** Exercise passage follows **

Eric Cory Allibone

Eric Cory Allibone (Avatar)

1905-1990

Vol IX

Pg 7

Eric Cory Allibone

1905-1990

Vol IX

Pg 7

b.20 January 1905 d.15 December 1990

MRCS LRCP(1934) MB ChB Leeds(1934) MD(1936) MRCP(1936) DPM(1940) PhD Birm(1947) FRCP(1954)

Eric Allibone, a Yorkshireman and proud of it, was the son of Abraham Cory Allibone, a solicitor who was a senior local government officer to the former West Riding of Yorkshire with its headquarters at Wakefield. When he left Wakefield Grammar School, Erics heart was already set on a medical career but his father was adamant that he should join the economic foundation of the West Riding, the textile industry. Eric joined a firm in his native Wakefield and attended a diploma course in textiles at Leeds University.

A language scholarship then took him to work for a year with a textile firm m Berlin but on his return he found the industry badly hit by recession. He was therefore able to turn to his own choice of career. His father agreed, but only on condition that Eric should never fail any examinations - a condition which was fully met. He entered the Leeds medical school and graduated with honours.

His first post at Leeds General Infirmary was as house physician to Wilfred Vining [Munk's Roll, Vol.VI, p.445] who, at that time, was physician to adults and children but later became the first (part-time) professor of paediatrics at Leeds. After a further house post in Leeds he spent six months as house physician at the Hammersmith Hospital, London, his only clinical venture outside his native Yorkshire.

Eric returned to Leeds in 1935 as RMO, a post so arduous, especially for one as conscientious as Eric Allibone, that pulmonary tuberculosis was a well recognized complication of the appointment and one which he duly developed. This did not prevent him from obtaining his membership of the College and proceeding MD (Leeds) with distinction. He spent a further two years in Leeds as University tutor before moving to Birmingham Children’s Hospital in 1940, first as RMO and later as registrar. Here, in one of the leading British paediatric centres of the time, he first encountered academic paediatrics in the setting of a large children’s hospital, which clearly fired his enthusiasm.

Despite a heavy workload, accentuated by the absence of so many doctors on war service, he co-authored a number of publications and was awarded the degree of PhD (Birmingham). When the chair of paediatrics in Leeds fell vacant in 1946, he would dearly have loved to occupy it but this was not to be.

** End of Exercise passage **
** Record extracts follows **

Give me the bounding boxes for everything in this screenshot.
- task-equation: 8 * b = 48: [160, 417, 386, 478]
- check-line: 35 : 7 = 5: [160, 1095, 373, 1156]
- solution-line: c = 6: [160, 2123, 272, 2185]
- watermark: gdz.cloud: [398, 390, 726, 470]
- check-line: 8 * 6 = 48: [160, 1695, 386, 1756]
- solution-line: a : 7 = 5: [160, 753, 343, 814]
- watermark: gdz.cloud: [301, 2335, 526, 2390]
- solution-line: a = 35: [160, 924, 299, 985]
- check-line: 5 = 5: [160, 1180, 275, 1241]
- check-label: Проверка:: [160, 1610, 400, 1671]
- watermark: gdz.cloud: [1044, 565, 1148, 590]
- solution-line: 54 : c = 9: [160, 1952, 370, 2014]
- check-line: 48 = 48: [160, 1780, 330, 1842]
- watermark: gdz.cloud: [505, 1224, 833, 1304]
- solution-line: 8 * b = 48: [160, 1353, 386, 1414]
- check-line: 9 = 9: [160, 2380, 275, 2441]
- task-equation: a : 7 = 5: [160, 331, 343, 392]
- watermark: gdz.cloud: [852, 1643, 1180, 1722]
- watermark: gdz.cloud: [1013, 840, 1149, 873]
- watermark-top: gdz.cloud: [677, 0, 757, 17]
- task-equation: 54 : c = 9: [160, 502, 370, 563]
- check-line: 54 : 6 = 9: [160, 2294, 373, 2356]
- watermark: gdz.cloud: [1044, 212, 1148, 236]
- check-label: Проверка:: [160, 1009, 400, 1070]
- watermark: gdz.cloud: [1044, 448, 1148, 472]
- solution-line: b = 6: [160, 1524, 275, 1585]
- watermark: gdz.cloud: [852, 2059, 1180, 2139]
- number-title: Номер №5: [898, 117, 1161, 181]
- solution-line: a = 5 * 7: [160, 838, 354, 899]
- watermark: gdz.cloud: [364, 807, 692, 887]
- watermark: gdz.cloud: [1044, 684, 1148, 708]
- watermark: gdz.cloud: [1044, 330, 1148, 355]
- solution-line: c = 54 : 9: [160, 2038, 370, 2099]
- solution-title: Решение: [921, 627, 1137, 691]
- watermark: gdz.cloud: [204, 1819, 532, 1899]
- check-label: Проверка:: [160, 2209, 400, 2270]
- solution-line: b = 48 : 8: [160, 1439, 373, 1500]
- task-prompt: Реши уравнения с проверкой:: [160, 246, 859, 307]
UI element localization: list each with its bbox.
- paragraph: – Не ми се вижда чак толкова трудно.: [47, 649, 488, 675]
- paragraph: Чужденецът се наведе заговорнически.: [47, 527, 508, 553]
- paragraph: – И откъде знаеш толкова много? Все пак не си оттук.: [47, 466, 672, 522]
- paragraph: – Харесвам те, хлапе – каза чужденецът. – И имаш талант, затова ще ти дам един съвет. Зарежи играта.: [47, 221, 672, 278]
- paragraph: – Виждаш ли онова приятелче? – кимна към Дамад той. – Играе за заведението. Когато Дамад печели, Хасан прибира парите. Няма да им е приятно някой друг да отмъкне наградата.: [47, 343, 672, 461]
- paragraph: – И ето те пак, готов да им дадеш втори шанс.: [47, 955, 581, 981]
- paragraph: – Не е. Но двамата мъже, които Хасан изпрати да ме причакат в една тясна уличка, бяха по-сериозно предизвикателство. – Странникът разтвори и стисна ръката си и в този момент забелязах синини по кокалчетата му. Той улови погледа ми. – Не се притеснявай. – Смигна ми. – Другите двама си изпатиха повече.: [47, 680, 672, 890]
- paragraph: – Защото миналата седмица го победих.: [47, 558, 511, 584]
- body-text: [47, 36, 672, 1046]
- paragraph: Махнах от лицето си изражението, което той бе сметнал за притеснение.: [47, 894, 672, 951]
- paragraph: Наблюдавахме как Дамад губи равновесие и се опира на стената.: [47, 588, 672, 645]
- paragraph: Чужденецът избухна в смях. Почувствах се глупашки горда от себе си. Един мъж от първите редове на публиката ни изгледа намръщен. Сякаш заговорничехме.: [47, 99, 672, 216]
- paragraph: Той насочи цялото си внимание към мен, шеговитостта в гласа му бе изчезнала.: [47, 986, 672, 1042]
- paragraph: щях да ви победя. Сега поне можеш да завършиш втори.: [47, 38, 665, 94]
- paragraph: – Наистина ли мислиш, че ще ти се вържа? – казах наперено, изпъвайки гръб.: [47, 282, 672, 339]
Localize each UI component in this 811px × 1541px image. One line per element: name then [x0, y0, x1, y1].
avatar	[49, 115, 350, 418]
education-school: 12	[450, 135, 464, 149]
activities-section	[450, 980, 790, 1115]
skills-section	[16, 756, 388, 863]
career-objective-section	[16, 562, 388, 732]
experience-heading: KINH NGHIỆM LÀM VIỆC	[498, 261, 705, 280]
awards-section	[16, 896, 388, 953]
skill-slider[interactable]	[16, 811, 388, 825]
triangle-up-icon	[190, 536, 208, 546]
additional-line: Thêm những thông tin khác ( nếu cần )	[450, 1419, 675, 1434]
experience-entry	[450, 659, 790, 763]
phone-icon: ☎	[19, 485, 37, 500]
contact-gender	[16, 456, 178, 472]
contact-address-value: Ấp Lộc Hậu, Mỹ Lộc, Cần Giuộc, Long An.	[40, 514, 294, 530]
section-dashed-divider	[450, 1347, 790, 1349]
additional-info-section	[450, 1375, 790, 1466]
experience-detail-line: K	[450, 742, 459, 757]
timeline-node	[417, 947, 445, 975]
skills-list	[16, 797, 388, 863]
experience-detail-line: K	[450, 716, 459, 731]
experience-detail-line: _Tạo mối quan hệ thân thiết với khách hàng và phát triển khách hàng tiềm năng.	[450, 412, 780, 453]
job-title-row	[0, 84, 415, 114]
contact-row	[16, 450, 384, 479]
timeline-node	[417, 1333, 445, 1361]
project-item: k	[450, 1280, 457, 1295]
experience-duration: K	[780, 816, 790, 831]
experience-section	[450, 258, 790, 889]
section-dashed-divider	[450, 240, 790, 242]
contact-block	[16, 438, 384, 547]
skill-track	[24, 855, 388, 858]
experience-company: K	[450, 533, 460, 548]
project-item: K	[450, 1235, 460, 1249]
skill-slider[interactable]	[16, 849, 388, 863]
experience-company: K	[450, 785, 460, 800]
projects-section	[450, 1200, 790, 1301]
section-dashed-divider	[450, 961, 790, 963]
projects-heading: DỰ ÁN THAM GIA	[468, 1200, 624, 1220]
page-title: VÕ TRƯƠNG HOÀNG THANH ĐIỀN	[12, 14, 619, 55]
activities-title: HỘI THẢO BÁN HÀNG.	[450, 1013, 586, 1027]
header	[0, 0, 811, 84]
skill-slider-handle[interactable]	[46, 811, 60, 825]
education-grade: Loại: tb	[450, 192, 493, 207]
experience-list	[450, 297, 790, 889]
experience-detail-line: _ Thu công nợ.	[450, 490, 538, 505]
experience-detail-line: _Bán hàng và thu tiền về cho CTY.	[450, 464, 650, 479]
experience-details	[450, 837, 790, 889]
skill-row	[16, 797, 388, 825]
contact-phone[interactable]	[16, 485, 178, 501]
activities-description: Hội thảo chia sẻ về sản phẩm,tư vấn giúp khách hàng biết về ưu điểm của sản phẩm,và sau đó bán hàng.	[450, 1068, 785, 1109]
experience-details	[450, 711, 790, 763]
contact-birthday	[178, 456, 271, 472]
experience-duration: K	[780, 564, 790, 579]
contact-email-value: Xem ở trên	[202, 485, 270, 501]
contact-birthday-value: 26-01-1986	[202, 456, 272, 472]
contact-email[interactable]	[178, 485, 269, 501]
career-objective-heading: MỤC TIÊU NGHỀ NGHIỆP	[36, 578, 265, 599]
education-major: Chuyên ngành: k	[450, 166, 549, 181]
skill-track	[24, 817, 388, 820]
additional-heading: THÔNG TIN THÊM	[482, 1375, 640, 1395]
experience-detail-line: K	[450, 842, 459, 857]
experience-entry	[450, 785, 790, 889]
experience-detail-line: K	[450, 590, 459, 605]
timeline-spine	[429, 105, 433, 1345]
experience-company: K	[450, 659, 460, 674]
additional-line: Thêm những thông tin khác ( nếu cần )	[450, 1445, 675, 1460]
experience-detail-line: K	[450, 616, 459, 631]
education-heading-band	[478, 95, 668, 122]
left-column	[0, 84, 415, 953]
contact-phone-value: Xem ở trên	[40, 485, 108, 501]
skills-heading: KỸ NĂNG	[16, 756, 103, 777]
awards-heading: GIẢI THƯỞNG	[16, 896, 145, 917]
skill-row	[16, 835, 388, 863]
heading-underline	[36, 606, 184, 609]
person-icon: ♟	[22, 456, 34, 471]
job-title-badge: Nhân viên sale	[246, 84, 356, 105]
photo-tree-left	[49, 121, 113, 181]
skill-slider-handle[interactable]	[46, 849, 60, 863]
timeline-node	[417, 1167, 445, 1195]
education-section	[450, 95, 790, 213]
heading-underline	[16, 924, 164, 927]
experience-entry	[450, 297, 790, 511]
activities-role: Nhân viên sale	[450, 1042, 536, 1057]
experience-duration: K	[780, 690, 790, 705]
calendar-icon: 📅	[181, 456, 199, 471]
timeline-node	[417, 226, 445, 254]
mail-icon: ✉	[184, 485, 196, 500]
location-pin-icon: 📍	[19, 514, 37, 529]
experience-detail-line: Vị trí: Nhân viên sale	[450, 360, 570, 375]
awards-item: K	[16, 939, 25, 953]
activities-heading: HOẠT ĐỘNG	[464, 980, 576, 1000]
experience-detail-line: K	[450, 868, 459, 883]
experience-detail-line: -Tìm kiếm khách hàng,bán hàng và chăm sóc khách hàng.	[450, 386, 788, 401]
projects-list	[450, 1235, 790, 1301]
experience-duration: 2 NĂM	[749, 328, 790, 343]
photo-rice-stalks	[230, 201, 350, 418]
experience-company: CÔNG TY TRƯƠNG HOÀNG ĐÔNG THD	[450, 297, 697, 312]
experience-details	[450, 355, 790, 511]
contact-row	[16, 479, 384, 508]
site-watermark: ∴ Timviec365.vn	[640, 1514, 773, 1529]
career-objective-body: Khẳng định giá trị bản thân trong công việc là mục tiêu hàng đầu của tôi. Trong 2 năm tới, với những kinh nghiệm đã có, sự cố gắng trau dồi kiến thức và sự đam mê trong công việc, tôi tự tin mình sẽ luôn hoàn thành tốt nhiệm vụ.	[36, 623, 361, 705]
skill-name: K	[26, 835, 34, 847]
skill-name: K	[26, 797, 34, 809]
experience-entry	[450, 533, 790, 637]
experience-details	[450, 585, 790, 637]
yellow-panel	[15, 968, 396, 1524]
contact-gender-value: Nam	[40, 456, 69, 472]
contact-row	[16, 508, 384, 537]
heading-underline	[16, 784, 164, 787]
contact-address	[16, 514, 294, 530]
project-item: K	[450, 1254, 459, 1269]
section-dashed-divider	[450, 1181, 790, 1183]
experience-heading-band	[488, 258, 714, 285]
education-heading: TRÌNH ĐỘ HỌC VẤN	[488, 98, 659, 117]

** End of Record extracts **

[Work item A]: Using the biography of Eric Cory Allibone, decide whether each statement agrees with it: (i) His father was a solicitor. (ii) He held clinical posts in several places outside Yorkshire. (iii) He took the chair of paediatrics in Leeds when it fell vacant in 1946. Answer yes or no for each and quote the words from the biography that settle it.
[Work item B]: In the biography of Eric Cory Allibone, what illness did he develop while serving as RMO in Leeds?
[Work item C]: Carry the biography of Eric Cory Allibone forward from its last sentence.
The material comes from a separate source.

[Answer box A]:
(i) Yes: "was the son of Abraham Cory Allibone, a solicitor"
(ii) No: "his only clinical venture outside his native Yorkshire"
(iii) No: "he would dearly have loved to occupy it but this was not to be"

[Answer box B]: Pulmonary tuberculosis.

[Answer box C]:
In 1948, the year in which the NHS began, he was appointed as the first NHS consultant paediatrician in Leeds. He was responsible for half the city’s sick children, most of the domiciliary and private practice and a substantial teaching commitment, all done with minimal supporting staff. When he retired from the NHS in 1970 he was still the only NHS consultant paediatrician in Leeds and there were no NHS senior registrars.

Eric’s clinical work was characterized by unhurried attention to detail and a determination to keep abreast of the burgeoning paediatric literature.His teachings, as well as everyday conversations, were Enlivened humour which endeared him to students and junior medical staff alike. He always had time to listen and his catch phrases were common currency among his colleagues, by whom he was always referred to as ‘Uncle Eric’: ‘the daffodil look’, or reference to a baby as ‘in vacant or in pensive mood’, carried a much better prognosis than ‘wrap me up in my tarpaulin jacket’.

He was devoted to his mother who lived with him in her closing years and this care, together with his very full clinical life, no doubt accounts for his relatively late marriage. In 1954 he married Eleanor Brook Outon, a paediatric pathologist with Irish roots, who worked at St James Hospital, Leeds. In due course she presented him with two daughters and a son.

On ‘retirement’ from his consultant post in 1970 he entered full-time general practice, continuing until he was almost 80, and was also clinical assistant to a large hospital for the mentally handicapped. Once asked if he did not think that he might have lost touch with mainstream medicine, he replied without rancour that most of his patients were elderly and just needed somebody to listen, which he was capable of doing.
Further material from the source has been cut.